◆ Extracted data:

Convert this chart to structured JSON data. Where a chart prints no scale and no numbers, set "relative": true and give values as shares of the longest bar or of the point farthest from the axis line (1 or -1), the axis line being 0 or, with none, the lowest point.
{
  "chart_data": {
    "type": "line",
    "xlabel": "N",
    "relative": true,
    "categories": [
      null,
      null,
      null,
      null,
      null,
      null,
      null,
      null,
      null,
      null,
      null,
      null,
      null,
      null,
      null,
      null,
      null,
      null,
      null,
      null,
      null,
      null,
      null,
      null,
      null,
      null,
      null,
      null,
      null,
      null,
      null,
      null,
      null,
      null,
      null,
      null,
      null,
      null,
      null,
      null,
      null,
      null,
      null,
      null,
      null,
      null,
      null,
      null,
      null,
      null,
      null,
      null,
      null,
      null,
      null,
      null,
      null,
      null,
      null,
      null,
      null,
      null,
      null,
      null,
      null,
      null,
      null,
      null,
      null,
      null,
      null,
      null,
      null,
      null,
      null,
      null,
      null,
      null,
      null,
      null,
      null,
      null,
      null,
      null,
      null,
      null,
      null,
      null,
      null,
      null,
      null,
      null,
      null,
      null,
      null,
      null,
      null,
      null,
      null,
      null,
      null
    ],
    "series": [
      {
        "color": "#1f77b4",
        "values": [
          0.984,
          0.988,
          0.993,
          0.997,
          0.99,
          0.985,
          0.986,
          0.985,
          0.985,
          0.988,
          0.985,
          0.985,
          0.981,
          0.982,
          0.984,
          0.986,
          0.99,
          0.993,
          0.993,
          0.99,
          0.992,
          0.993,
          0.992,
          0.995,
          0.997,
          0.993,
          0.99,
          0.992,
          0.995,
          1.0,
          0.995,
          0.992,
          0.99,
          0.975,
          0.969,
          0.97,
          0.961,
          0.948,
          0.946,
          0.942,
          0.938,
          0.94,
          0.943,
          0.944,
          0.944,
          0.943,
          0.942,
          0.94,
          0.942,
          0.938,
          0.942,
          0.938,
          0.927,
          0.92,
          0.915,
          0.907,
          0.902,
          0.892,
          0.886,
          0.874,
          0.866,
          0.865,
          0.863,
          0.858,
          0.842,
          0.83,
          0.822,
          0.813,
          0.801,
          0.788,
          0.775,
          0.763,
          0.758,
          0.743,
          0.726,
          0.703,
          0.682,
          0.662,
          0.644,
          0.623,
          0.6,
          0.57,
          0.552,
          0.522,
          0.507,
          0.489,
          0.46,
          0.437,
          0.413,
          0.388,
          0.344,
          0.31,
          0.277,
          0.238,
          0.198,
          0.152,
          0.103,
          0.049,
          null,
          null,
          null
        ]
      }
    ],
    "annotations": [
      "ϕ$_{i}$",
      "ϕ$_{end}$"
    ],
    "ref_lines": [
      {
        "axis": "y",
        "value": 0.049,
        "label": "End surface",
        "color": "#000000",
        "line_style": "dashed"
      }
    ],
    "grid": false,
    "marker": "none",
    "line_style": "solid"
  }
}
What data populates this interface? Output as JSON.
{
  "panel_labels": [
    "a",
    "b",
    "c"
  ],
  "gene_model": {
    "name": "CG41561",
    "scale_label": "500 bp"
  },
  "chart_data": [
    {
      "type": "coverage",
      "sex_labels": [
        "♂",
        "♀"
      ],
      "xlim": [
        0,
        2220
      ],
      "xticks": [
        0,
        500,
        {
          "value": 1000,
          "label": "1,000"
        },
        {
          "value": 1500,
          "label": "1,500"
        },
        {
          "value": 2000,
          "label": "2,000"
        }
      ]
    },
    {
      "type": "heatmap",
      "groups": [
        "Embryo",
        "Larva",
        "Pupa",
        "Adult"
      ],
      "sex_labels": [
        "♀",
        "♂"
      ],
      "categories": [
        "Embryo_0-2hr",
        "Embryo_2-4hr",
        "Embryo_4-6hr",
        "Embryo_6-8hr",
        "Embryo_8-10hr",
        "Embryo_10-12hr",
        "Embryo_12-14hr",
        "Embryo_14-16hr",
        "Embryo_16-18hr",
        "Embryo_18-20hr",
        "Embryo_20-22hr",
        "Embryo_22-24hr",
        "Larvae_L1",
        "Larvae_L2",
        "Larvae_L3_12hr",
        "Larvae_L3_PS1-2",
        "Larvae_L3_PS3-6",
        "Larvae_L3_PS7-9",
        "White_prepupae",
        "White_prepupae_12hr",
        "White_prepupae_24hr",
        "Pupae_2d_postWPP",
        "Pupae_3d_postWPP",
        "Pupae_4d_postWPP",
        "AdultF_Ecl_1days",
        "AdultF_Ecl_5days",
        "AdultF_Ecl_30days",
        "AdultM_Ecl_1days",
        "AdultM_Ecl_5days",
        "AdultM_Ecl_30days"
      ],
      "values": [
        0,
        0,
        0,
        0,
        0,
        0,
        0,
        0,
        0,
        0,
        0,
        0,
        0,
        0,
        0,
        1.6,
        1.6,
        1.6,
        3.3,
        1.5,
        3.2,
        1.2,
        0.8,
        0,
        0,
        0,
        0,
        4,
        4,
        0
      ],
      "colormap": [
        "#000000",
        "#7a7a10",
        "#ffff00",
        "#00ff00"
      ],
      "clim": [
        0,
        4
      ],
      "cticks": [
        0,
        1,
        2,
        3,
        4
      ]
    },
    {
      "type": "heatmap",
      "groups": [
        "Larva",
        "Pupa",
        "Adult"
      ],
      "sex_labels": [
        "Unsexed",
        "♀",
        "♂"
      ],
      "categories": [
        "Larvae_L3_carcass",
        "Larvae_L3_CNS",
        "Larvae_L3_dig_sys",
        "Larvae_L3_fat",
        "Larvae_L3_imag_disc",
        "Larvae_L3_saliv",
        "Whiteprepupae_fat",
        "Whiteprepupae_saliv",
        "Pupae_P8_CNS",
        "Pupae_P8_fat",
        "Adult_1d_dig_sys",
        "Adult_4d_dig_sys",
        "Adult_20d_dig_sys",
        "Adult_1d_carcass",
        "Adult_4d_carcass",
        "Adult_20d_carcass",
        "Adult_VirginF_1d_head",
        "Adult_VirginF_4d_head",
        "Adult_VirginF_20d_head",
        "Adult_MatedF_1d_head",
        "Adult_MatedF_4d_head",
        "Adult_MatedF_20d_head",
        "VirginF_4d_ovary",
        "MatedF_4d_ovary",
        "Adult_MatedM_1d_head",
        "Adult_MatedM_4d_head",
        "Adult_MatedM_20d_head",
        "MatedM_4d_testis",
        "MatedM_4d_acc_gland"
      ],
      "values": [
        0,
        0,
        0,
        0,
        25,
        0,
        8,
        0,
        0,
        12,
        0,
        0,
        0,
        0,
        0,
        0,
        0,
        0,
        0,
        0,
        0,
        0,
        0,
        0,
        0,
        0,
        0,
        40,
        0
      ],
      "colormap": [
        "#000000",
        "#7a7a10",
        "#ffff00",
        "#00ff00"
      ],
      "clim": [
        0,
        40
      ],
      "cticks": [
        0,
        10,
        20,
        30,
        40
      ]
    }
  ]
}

◆ Exercise objective: Restate the data above word for word, please.

◆ Solution for this exercise:
Convert this chart to structured JSON data. Where a chart prints no scale and no numbers, set "relative": true and give values as shares of the longest bar or of the point farthest from the axis line (1 or -1), the axis line being 0 or, with none, the lowest point.
{
  "chart_data": {
    "type": "line",
    "xlabel": "N",
    "relative": true,
    "categories": [
      null,
      null,
      null,
      null,
      null,
      null,
      null,
      null,
      null,
      null,
      null,
      null,
      null,
      null,
      null,
      null,
      null,
      null,
      null,
      null,
      null,
      null,
      null,
      null,
      null,
      null,
      null,
      null,
      null,
      null,
      null,
      null,
      null,
      null,
      null,
      null,
      null,
      null,
      null,
      null,
      null,
      null,
      null,
      null,
      null,
      null,
      null,
      null,
      null,
      null,
      null,
      null,
      null,
      null,
      null,
      null,
      null,
      null,
      null,
      null,
      null,
      null,
      null,
      null,
      null,
      null,
      null,
      null,
      null,
      null,
      null,
      null,
      null,
      null,
      null,
      null,
      null,
      null,
      null,
      null,
      null,
      null,
      null,
      null,
      null,
      null,
      null,
      null,
      null,
      null,
      null,
      null,
      null,
      null,
      null,
      null,
      null,
      null,
      null,
      null,
      null
    ],
    "series": [
      {
        "color": "#1f77b4",
        "values": [
          0.984,
          0.988,
          0.993,
          0.997,
          0.99,
          0.985,
          0.986,
          0.985,
          0.985,
          0.988,
          0.985,
          0.985,
          0.981,
          0.982,
          0.984,
          0.986,
          0.99,
          0.993,
          0.993,
          0.99,
          0.992,
          0.993,
          0.992,
          0.995,
          0.997,
          0.993,
          0.99,
          0.992,
          0.995,
          1.0,
          0.995,
          0.992,
          0.99,
          0.975,
          0.969,
          0.97,
          0.961,
          0.948,
          0.946,
          0.942,
          0.938,
          0.94,
          0.943,
          0.944,
          0.944,
          0.943,
          0.942,
          0.94,
          0.942,
          0.938,
          0.942,
          0.938,
          0.927,
          0.92,
          0.915,
          0.907,
          0.902,
          0.892,
          0.886,
          0.874,
          0.866,
          0.865,
          0.863,
          0.858,
          0.842,
          0.83,
          0.822,
          0.813,
          0.801,
          0.788,
          0.775,
          0.763,
          0.758,
          0.743,
          0.726,
          0.703,
          0.682,
          0.662,
          0.644,
          0.623,
          0.6,
          0.57,
          0.552,
          0.522,
          0.507,
          0.489,
          0.46,
          0.437,
          0.413,
          0.388,
          0.344,
          0.31,
          0.277,
          0.238,
          0.198,
          0.152,
          0.103,
          0.049,
          null,
          null,
          null
        ]
      }
    ],
    "annotations": [
      "ϕ$_{i}$",
      "ϕ$_{end}$"
    ],
    "ref_lines": [
      {
        "axis": "y",
        "value": 0.049,
        "label": "End surface",
        "color": "#000000",
        "line_style": "dashed"
      }
    ],
    "grid": false,
    "marker": "none",
    "line_style": "solid"
  }
}
What data populates this interface? Output as JSON.
{
  "panel_labels": [
    "a",
    "b",
    "c"
  ],
  "gene_model": {
    "name": "CG41561",
    "scale_label": "500 bp"
  },
  "chart_data": [
    {
      "type": "coverage",
      "sex_labels": [
        "♂",
        "♀"
      ],
      "xlim": [
        0,
        2220
      ],
      "xticks": [
        0,
        500,
        {
          "value": 1000,
          "label": "1,000"
        },
        {
          "value": 1500,
          "label": "1,500"
        },
        {
          "value": 2000,
          "label": "2,000"
        }
      ]
    },
    {
      "type": "heatmap",
      "groups": [
        "Embryo",
        "Larva",
        "Pupa",
        "Adult"
      ],
      "sex_labels": [
        "♀",
        "♂"
      ],
      "categories": [
        "Embryo_0-2hr",
        "Embryo_2-4hr",
        "Embryo_4-6hr",
        "Embryo_6-8hr",
        "Embryo_8-10hr",
        "Embryo_10-12hr",
        "Embryo_12-14hr",
        "Embryo_14-16hr",
        "Embryo_16-18hr",
        "Embryo_18-20hr",
        "Embryo_20-22hr",
        "Embryo_22-24hr",
        "Larvae_L1",
        "Larvae_L2",
        "Larvae_L3_12hr",
        "Larvae_L3_PS1-2",
        "Larvae_L3_PS3-6",
        "Larvae_L3_PS7-9",
        "White_prepupae",
        "White_prepupae_12hr",
        "White_prepupae_24hr",
        "Pupae_2d_postWPP",
        "Pupae_3d_postWPP",
        "Pupae_4d_postWPP",
        "AdultF_Ecl_1days",
        "AdultF_Ecl_5days",
        "AdultF_Ecl_30days",
        "AdultM_Ecl_1days",
        "AdultM_Ecl_5days",
        "AdultM_Ecl_30days"
      ],
      "values": [
        0,
        0,
        0,
        0,
        0,
        0,
        0,
        0,
        0,
        0,
        0,
        0,
        0,
        0,
        0,
        1.6,
        1.6,
        1.6,
        3.3,
        1.5,
        3.2,
        1.2,
        0.8,
        0,
        0,
        0,
        0,
        4,
        4,
        0
      ],
      "colormap": [
        "#000000",
        "#7a7a10",
        "#ffff00",
        "#00ff00"
      ],
      "clim": [
        0,
        4
      ],
      "cticks": [
        0,
        1,
        2,
        3,
        4
      ]
    },
    {
      "type": "heatmap",
      "groups": [
        "Larva",
        "Pupa",
        "Adult"
      ],
      "sex_labels": [
        "Unsexed",
        "♀",
        "♂"
      ],
      "categories": [
        "Larvae_L3_carcass",
        "Larvae_L3_CNS",
        "Larvae_L3_dig_sys",
        "Larvae_L3_fat",
        "Larvae_L3_imag_disc",
        "Larvae_L3_saliv",
        "Whiteprepupae_fat",
        "Whiteprepupae_saliv",
        "Pupae_P8_CNS",
        "Pupae_P8_fat",
        "Adult_1d_dig_sys",
        "Adult_4d_dig_sys",
        "Adult_20d_dig_sys",
        "Adult_1d_carcass",
        "Adult_4d_carcass",
        "Adult_20d_carcass",
        "Adult_VirginF_1d_head",
        "Adult_VirginF_4d_head",
        "Adult_VirginF_20d_head",
        "Adult_MatedF_1d_head",
        "Adult_MatedF_4d_head",
        "Adult_MatedF_20d_head",
        "VirginF_4d_ovary",
        "MatedF_4d_ovary",
        "Adult_MatedM_1d_head",
        "Adult_MatedM_4d_head",
        "Adult_MatedM_20d_head",
        "MatedM_4d_testis",
        "MatedM_4d_acc_gland"
      ],
      "values": [
        0,
        0,
        0,
        0,
        25,
        0,
        8,
        0,
        0,
        12,
        0,
        0,
        0,
        0,
        0,
        0,
        0,
        0,
        0,
        0,
        0,
        0,
        0,
        0,
        0,
        0,
        0,
        40,
        0
      ],
      "colormap": [
        "#000000",
        "#7a7a10",
        "#ffff00",
        "#00ff00"
      ],
      "clim": [
        0,
        40
      ],
      "cticks": [
        0,
        10,
        20,
        30,
        40
      ]
    }
  ]
}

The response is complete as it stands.